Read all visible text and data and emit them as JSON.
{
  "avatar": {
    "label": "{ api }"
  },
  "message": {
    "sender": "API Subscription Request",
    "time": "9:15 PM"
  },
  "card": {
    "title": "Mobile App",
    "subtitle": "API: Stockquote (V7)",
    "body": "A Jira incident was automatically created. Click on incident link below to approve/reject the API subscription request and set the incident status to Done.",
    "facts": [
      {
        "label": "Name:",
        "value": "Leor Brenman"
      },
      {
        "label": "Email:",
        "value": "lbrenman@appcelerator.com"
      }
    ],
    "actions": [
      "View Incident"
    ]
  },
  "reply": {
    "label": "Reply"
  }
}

# [Task brief]
Write out all records exactly, keeping every detail.

# [Result]
Read all visible text and data and emit them as JSON.
{
  "avatar": {
    "label": "{ api }"
  },
  "message": {
    "sender": "API Subscription Request",
    "time": "9:15 PM"
  },
  "card": {
    "title": "Mobile App",
    "subtitle": "API: Stockquote (V7)",
    "body": "A Jira incident was automatically created. Click on incident link below to approve/reject the API subscription request and set the incident status to Done.",
    "facts": [
      {
        "label": "Name:",
        "value": "Leor Brenman"
      },
      {
        "label": "Email:",
        "value": "lbrenman@appcelerator.com"
      }
    ],
    "actions": [
      "View Incident"
    ]
  },
  "reply": {
    "label": "Reply"
  }
}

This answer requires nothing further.